**What the task requires**
Output the material beneath this task exactly, images excluded.
# START OF Stored data
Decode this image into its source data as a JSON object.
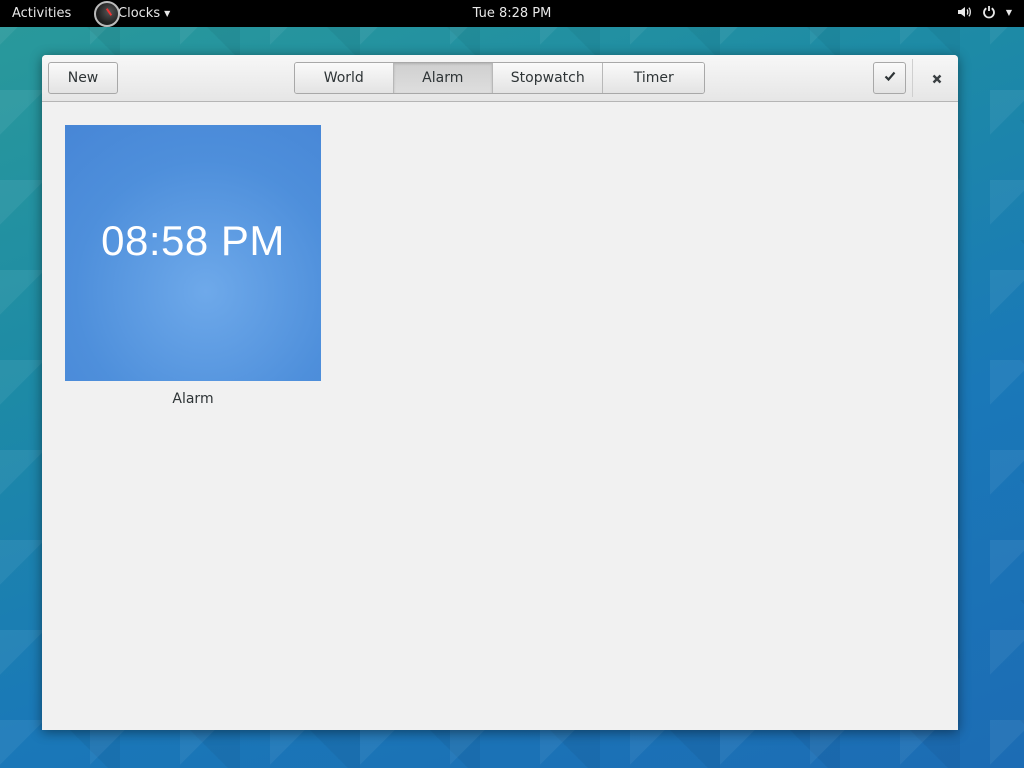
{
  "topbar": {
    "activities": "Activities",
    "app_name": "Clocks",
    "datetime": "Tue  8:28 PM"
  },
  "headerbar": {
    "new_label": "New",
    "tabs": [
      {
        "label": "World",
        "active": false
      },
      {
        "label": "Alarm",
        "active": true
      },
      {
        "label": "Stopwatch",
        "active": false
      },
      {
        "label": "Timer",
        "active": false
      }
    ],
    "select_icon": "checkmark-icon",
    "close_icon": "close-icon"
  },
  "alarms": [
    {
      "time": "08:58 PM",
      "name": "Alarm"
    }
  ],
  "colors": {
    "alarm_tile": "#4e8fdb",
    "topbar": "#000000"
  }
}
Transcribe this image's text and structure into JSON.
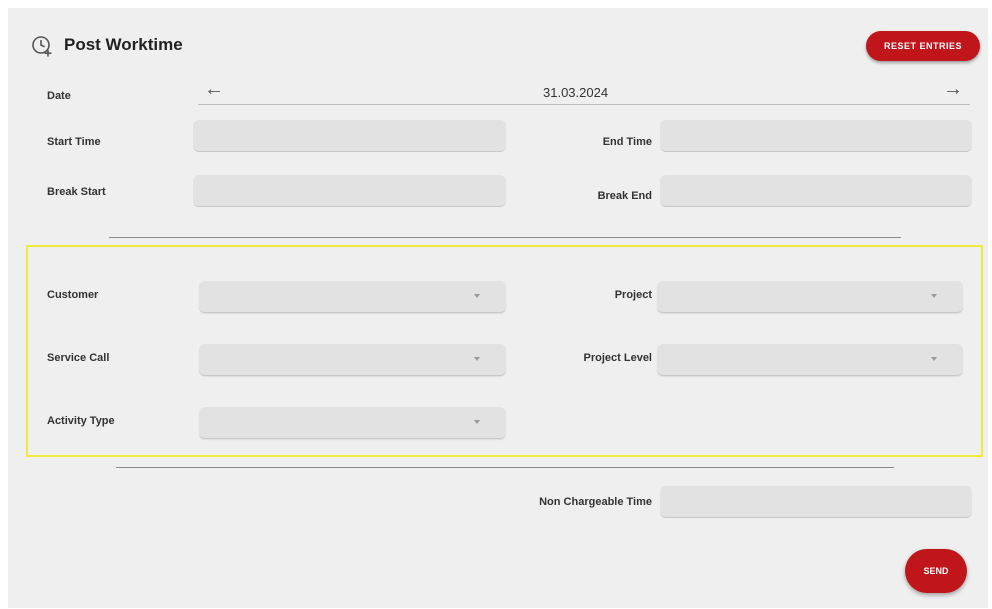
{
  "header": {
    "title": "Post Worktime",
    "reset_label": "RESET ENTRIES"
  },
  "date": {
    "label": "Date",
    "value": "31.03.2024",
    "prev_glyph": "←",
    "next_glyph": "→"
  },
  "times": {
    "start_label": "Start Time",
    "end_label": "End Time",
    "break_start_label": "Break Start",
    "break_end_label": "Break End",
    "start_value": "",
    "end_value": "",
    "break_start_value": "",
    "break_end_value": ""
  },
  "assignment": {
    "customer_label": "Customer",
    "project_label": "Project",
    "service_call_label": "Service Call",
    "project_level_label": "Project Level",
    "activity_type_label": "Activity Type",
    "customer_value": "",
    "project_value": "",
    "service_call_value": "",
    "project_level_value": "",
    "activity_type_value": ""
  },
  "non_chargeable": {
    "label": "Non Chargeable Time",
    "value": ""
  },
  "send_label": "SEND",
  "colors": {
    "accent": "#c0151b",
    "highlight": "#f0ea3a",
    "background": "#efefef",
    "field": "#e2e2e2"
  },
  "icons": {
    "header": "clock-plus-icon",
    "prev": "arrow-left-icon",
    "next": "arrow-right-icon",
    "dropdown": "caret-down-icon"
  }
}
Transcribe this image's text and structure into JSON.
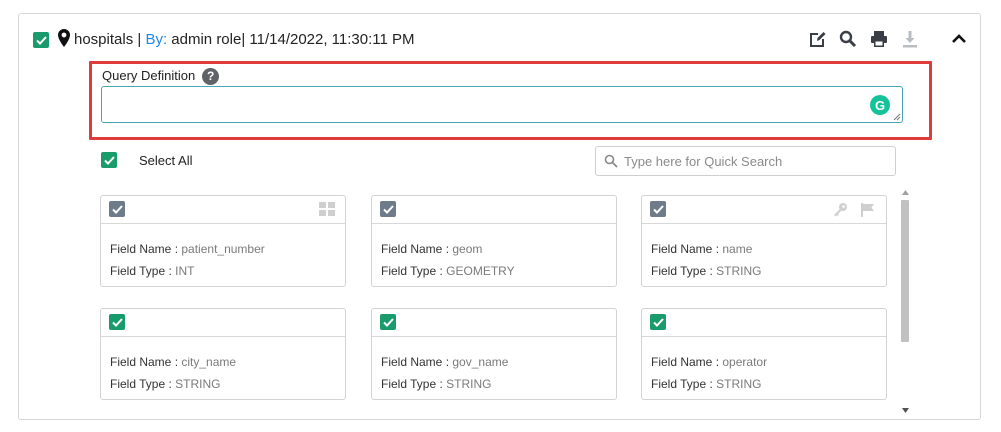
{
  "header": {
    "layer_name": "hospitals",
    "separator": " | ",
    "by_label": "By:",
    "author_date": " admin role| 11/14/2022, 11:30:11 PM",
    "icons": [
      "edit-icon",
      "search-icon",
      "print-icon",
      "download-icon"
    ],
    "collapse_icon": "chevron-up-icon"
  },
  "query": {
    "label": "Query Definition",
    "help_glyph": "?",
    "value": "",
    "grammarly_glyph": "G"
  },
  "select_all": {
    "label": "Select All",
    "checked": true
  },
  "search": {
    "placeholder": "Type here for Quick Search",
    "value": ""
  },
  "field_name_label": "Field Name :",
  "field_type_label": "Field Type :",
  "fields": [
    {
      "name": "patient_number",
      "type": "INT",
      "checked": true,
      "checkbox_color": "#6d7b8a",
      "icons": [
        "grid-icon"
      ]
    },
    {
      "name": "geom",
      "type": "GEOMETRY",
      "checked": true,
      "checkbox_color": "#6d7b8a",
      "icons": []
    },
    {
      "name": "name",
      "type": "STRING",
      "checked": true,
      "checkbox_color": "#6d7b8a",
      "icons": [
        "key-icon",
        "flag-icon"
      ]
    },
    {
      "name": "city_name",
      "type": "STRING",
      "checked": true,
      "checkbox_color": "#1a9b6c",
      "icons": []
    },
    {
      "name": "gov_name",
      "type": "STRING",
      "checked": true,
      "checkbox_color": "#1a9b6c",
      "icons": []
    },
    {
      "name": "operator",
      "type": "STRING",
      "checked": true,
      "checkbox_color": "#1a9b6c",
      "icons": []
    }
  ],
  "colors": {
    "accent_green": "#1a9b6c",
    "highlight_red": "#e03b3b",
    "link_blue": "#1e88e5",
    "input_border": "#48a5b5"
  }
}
# END OF Stored data
**Correct answer**
Decode this image into its source data as a JSON object.
{
  "topbar": {
    "activities": "Activities",
    "app_name": "Clocks",
    "datetime": "Tue  8:28 PM"
  },
  "headerbar": {
    "new_label": "New",
    "tabs": [
      {
        "label": "World",
        "active": false
      },
      {
        "label": "Alarm",
        "active": true
      },
      {
        "label": "Stopwatch",
        "active": false
      },
      {
        "label": "Timer",
        "active": false
      }
    ],
    "select_icon": "checkmark-icon",
    "close_icon": "close-icon"
  },
  "alarms": [
    {
      "time": "08:58 PM",
      "name": "Alarm"
    }
  ],
  "colors": {
    "alarm_tile": "#4e8fdb",
    "topbar": "#000000"
  }
}
Transcribe this image's text and structure into JSON.
{
  "header": {
    "title": "Post Worktime",
    "reset_label": "RESET ENTRIES"
  },
  "date": {
    "label": "Date",
    "value": "31.03.2024",
    "prev_glyph": "←",
    "next_glyph": "→"
  },
  "times": {
    "start_label": "Start Time",
    "end_label": "End Time",
    "break_start_label": "Break Start",
    "break_end_label": "Break End",
    "start_value": "",
    "end_value": "",
    "break_start_value": "",
    "break_end_value": ""
  },
  "assignment": {
    "customer_label": "Customer",
    "project_label": "Project",
    "service_call_label": "Service Call",
    "project_level_label": "Project Level",
    "activity_type_label": "Activity Type",
    "customer_value": "",
    "project_value": "",
    "service_call_value": "",
    "project_level_value": "",
    "activity_type_value": ""
  },
  "non_chargeable": {
    "label": "Non Chargeable Time",
    "value": ""
  },
  "send_label": "SEND",
  "colors": {
    "accent": "#c0151b",
    "highlight": "#f0ea3a",
    "background": "#efefef",
    "field": "#e2e2e2"
  },
  "icons": {
    "header": "clock-plus-icon",
    "prev": "arrow-left-icon",
    "next": "arrow-right-icon",
    "dropdown": "caret-down-icon"
  }
}
Transcribe this image's text and structure into JSON.
{
  "header": {
    "layer_name": "hospitals",
    "separator": " | ",
    "by_label": "By:",
    "author_date": " admin role| 11/14/2022, 11:30:11 PM",
    "icons": [
      "edit-icon",
      "search-icon",
      "print-icon",
      "download-icon"
    ],
    "collapse_icon": "chevron-up-icon"
  },
  "query": {
    "label": "Query Definition",
    "help_glyph": "?",
    "value": "",
    "grammarly_glyph": "G"
  },
  "select_all": {
    "label": "Select All",
    "checked": true
  },
  "search": {
    "placeholder": "Type here for Quick Search",
    "value": ""
  },
  "field_name_label": "Field Name :",
  "field_type_label": "Field Type :",
  "fields": [
    {
      "name": "patient_number",
      "type": "INT",
      "checked": true,
      "checkbox_color": "#6d7b8a",
      "icons": [
        "grid-icon"
      ]
    },
    {
      "name": "geom",
      "type": "GEOMETRY",
      "checked": true,
      "checkbox_color": "#6d7b8a",
      "icons": []
    },
    {
      "name": "name",
      "type": "STRING",
      "checked": true,
      "checkbox_color": "#6d7b8a",
      "icons": [
        "key-icon",
        "flag-icon"
      ]
    },
    {
      "name": "city_name",
      "type": "STRING",
      "checked": true,
      "checkbox_color": "#1a9b6c",
      "icons": []
    },
    {
      "name": "gov_name",
      "type": "STRING",
      "checked": true,
      "checkbox_color": "#1a9b6c",
      "icons": []
    },
    {
      "name": "operator",
      "type": "STRING",
      "checked": true,
      "checkbox_color": "#1a9b6c",
      "icons": []
    }
  ],
  "colors": {
    "accent_green": "#1a9b6c",
    "highlight_red": "#e03b3b",
    "link_blue": "#1e88e5",
    "input_border": "#48a5b5"
  }
}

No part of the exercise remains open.